▶ [Work to do]: Print out the material that follows word for word.

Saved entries
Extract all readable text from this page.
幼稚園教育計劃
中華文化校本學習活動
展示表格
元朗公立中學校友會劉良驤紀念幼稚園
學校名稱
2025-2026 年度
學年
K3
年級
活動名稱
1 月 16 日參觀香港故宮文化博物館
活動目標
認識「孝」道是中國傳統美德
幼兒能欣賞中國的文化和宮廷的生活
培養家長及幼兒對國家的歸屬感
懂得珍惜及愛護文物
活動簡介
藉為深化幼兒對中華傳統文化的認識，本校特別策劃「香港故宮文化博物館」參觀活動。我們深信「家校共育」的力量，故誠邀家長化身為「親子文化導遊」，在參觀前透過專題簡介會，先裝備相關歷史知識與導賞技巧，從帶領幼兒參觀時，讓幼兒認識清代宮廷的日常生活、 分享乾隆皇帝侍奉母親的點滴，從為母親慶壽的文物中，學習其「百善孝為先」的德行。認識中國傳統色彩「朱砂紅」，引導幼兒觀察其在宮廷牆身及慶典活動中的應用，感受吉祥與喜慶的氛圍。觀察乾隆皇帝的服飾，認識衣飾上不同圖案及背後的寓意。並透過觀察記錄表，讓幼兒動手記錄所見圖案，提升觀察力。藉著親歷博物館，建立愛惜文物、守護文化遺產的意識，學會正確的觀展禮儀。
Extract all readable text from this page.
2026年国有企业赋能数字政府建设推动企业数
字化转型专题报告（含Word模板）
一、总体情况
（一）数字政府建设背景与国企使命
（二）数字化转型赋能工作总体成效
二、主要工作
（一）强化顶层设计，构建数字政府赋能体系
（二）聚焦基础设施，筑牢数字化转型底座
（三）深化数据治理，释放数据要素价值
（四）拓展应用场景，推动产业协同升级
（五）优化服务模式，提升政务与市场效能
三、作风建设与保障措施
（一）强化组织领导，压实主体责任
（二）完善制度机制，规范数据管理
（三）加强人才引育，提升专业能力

▶ [Output of the task]:
Extract all readable text from this page.
幼稚園教育計劃
中華文化校本學習活動
展示表格
元朗公立中學校友會劉良驤紀念幼稚園
學校名稱
2025-2026 年度
學年
K3
年級
活動名稱
1 月 16 日參觀香港故宮文化博物館
活動目標
認識「孝」道是中國傳統美德
幼兒能欣賞中國的文化和宮廷的生活
培養家長及幼兒對國家的歸屬感
懂得珍惜及愛護文物
活動簡介
藉為深化幼兒對中華傳統文化的認識，本校特別策劃「香港故宮文化博物館」參觀活動。我們深信「家校共育」的力量，故誠邀家長化身為「親子文化導遊」，在參觀前透過專題簡介會，先裝備相關歷史知識與導賞技巧，從帶領幼兒參觀時，讓幼兒認識清代宮廷的日常生活、 分享乾隆皇帝侍奉母親的點滴，從為母親慶壽的文物中，學習其「百善孝為先」的德行。認識中國傳統色彩「朱砂紅」，引導幼兒觀察其在宮廷牆身及慶典活動中的應用，感受吉祥與喜慶的氛圍。觀察乾隆皇帝的服飾，認識衣飾上不同圖案及背後的寓意。並透過觀察記錄表，讓幼兒動手記錄所見圖案，提升觀察力。藉著親歷博物館，建立愛惜文物、守護文化遺產的意識，學會正確的觀展禮儀。
Extract all readable text from this page.
2026年国有企业赋能数字政府建设推动企业数
字化转型专题报告（含Word模板）
一、总体情况
（一）数字政府建设背景与国企使命
（二）数字化转型赋能工作总体成效
二、主要工作
（一）强化顶层设计，构建数字政府赋能体系
（二）聚焦基础设施，筑牢数字化转型底座
（三）深化数据治理，释放数据要素价值
（四）拓展应用场景，推动产业协同升级
（五）优化服务模式，提升政务与市场效能
三、作风建设与保障措施
（一）强化组织领导，压实主体责任
（二）完善制度机制，规范数据管理
（三）加强人才引育，提升专业能力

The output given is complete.